* _WRITTEN PROBLEM_
Extract, exactly as written, all lines of the material below from the line that includes "Read all visible content and emit it as JSON." through its last line.

::: DATASET CONTENT :::

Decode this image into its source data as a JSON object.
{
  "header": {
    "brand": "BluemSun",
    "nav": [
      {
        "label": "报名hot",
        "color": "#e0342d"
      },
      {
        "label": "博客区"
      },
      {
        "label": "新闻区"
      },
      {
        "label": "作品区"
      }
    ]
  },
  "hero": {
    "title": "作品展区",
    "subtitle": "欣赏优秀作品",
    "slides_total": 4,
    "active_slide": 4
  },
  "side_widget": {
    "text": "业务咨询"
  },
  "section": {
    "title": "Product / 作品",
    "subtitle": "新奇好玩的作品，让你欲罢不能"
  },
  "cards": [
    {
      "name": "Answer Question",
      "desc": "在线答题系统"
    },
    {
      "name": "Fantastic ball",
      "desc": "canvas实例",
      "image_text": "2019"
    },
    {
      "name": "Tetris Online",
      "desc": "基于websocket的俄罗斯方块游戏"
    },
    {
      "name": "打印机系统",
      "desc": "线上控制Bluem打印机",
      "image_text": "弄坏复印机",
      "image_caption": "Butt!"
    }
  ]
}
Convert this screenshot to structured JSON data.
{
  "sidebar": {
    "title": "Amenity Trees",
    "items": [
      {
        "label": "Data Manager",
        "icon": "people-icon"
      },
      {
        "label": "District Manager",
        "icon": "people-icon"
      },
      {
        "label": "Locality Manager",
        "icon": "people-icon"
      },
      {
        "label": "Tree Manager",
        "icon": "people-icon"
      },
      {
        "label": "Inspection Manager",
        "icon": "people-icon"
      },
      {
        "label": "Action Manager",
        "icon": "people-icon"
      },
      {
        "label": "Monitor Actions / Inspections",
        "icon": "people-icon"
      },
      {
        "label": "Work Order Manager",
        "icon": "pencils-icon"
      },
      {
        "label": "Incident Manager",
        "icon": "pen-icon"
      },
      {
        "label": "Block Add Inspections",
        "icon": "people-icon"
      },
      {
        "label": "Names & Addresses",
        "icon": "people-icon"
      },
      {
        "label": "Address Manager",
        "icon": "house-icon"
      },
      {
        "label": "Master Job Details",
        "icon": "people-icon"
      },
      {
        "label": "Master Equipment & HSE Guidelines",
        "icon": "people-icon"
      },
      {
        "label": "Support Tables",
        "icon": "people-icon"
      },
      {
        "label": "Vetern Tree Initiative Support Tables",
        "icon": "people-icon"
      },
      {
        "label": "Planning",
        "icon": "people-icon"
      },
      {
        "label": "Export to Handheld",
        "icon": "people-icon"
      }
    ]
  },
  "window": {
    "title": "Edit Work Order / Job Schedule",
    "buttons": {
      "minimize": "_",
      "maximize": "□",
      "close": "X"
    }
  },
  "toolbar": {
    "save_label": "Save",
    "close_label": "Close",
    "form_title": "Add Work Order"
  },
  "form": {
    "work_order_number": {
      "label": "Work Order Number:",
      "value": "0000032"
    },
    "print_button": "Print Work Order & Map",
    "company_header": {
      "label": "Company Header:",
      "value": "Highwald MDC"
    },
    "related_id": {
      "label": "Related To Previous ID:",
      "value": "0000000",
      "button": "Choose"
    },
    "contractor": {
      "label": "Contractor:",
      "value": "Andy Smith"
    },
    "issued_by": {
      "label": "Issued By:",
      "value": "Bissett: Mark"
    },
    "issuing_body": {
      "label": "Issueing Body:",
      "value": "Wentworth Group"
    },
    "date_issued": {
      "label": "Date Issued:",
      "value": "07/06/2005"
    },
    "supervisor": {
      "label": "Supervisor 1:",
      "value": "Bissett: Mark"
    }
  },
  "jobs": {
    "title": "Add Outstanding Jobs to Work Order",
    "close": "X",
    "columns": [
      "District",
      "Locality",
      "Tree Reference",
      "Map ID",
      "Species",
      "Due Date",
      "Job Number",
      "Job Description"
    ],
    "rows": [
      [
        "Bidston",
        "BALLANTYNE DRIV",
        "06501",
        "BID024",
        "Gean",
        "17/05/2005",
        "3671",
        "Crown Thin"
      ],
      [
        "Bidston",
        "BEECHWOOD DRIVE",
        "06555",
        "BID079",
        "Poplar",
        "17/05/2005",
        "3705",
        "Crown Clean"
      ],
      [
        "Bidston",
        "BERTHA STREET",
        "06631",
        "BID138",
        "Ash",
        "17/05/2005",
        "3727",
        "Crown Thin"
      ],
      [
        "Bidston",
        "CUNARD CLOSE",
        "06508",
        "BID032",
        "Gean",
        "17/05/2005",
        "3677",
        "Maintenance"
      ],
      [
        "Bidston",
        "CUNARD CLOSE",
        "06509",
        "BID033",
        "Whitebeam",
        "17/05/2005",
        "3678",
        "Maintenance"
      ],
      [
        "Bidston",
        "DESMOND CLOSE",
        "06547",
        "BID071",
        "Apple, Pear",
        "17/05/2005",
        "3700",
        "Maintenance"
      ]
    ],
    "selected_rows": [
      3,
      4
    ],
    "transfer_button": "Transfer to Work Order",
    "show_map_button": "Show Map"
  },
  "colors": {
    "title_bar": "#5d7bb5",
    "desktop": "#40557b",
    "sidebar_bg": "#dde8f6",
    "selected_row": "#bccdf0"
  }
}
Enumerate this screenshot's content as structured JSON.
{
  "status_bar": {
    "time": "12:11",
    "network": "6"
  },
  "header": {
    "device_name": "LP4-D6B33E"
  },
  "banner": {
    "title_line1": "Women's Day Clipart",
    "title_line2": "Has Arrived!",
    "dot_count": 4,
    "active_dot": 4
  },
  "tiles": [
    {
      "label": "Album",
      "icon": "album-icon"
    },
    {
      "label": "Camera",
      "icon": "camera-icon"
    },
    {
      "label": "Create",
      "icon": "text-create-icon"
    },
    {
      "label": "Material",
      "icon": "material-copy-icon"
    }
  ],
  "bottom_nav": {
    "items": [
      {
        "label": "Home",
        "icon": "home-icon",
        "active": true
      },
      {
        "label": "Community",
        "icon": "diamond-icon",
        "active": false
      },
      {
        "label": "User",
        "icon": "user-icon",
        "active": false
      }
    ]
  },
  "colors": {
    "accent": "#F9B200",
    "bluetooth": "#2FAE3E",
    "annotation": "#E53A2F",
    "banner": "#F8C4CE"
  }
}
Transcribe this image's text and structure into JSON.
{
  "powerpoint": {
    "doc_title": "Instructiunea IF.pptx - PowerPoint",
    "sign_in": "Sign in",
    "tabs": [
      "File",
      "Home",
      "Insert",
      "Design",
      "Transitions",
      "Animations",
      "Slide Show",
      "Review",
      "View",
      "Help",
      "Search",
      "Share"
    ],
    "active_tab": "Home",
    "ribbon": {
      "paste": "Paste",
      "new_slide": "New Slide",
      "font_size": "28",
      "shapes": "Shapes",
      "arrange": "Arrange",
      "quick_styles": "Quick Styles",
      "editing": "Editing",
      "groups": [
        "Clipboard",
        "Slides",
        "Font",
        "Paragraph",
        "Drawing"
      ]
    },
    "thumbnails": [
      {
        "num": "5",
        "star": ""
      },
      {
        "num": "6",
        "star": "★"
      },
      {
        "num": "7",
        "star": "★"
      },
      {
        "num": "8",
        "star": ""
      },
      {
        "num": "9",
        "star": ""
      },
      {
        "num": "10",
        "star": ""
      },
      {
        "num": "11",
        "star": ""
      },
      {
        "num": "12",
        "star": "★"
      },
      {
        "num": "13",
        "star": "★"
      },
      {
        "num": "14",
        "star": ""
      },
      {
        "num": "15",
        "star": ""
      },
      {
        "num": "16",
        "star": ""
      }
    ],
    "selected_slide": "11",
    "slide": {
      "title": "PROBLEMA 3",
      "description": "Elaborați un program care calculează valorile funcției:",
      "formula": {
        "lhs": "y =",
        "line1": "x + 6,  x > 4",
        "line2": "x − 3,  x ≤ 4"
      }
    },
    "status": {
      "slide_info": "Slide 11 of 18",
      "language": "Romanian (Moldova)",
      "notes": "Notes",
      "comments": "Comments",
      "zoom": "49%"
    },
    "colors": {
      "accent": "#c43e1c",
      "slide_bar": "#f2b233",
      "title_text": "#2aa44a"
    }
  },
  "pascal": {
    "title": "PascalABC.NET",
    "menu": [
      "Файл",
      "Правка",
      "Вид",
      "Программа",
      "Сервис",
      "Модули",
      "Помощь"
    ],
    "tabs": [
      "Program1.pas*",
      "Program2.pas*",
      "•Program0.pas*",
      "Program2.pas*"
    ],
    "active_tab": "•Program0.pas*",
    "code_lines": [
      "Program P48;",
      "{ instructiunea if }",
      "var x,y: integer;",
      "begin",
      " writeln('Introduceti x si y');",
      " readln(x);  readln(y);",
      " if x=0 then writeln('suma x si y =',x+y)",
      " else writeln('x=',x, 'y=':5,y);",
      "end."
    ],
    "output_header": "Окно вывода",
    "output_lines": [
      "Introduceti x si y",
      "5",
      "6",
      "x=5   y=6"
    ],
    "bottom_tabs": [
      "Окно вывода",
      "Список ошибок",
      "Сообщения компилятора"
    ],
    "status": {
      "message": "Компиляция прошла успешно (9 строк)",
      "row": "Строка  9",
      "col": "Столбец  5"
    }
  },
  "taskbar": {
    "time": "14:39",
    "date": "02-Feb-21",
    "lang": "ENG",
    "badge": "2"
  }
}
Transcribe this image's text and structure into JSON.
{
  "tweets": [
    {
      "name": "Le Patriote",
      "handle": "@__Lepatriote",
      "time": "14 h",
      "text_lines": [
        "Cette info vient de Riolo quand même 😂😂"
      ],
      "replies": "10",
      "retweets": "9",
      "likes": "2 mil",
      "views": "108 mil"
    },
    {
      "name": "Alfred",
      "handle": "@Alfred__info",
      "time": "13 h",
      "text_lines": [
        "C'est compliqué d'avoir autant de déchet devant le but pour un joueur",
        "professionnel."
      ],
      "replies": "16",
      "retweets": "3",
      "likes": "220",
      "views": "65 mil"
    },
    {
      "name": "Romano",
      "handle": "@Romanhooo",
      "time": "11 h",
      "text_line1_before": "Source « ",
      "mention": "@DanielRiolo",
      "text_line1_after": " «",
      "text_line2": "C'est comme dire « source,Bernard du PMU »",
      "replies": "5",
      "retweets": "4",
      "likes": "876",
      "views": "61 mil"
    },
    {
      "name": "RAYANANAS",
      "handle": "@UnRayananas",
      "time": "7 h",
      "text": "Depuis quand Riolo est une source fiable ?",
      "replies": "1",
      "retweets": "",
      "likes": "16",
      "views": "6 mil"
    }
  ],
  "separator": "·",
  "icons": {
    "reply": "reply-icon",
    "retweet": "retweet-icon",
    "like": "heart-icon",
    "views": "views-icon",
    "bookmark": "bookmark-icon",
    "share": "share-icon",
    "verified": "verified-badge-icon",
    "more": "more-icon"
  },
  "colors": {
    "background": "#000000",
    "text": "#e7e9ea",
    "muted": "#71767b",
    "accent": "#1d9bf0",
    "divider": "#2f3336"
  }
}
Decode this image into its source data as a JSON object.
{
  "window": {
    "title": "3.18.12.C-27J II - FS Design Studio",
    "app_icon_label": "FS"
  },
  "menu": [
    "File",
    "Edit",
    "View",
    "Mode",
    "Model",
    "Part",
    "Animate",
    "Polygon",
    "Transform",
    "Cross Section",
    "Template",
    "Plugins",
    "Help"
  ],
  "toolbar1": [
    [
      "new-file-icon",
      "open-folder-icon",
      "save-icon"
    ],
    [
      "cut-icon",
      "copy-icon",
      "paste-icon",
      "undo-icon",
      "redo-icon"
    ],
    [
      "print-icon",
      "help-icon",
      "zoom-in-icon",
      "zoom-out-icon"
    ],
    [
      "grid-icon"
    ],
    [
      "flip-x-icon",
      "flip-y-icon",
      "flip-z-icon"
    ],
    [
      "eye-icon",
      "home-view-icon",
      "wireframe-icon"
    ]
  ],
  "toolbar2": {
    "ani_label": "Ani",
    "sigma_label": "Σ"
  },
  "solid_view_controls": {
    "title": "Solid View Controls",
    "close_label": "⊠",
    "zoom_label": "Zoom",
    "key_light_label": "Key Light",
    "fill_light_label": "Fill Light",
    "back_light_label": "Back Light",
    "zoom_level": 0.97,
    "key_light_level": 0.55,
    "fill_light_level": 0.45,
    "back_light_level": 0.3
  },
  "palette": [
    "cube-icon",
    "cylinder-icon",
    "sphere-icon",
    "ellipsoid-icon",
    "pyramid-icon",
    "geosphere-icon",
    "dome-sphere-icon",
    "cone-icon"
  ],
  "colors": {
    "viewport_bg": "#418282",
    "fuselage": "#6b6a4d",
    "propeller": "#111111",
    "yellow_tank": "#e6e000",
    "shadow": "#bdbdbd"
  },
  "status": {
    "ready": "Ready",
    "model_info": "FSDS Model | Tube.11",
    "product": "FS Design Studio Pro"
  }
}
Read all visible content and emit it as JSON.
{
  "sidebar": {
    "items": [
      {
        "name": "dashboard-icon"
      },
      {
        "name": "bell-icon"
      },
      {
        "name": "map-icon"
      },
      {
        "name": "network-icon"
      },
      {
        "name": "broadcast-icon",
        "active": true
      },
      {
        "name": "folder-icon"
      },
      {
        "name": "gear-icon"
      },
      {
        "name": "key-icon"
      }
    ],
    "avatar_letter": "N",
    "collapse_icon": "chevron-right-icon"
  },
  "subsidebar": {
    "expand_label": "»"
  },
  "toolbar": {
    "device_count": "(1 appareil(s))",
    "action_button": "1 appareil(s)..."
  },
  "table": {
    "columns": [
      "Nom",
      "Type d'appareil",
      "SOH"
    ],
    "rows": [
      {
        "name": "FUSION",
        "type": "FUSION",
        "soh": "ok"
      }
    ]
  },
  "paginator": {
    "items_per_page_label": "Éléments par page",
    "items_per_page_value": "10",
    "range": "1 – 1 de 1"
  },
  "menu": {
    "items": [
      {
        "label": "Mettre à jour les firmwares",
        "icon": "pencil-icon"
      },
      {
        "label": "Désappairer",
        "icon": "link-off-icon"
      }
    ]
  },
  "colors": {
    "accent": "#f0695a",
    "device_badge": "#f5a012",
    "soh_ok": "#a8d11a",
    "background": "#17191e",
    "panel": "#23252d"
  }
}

:::

* _CORRECT RESPONSE_
Read all visible content and emit it as JSON.
{
  "sidebar": {
    "items": [
      {
        "name": "dashboard-icon"
      },
      {
        "name": "bell-icon"
      },
      {
        "name": "map-icon"
      },
      {
        "name": "network-icon"
      },
      {
        "name": "broadcast-icon",
        "active": true
      },
      {
        "name": "folder-icon"
      },
      {
        "name": "gear-icon"
      },
      {
        "name": "key-icon"
      }
    ],
    "avatar_letter": "N",
    "collapse_icon": "chevron-right-icon"
  },
  "subsidebar": {
    "expand_label": "»"
  },
  "toolbar": {
    "device_count": "(1 appareil(s))",
    "action_button": "1 appareil(s)..."
  },
  "table": {
    "columns": [
      "Nom",
      "Type d'appareil",
      "SOH"
    ],
    "rows": [
      {
        "name": "FUSION",
        "type": "FUSION",
        "soh": "ok"
      }
    ]
  },
  "paginator": {
    "items_per_page_label": "Éléments par page",
    "items_per_page_value": "10",
    "range": "1 – 1 de 1"
  },
  "menu": {
    "items": [
      {
        "label": "Mettre à jour les firmwares",
        "icon": "pencil-icon"
      },
      {
        "label": "Désappairer",
        "icon": "link-off-icon"
      }
    ]
  },
  "colors": {
    "accent": "#f0695a",
    "device_badge": "#f5a012",
    "soh_ok": "#a8d11a",
    "background": "#17191e",
    "panel": "#23252d"
  }
}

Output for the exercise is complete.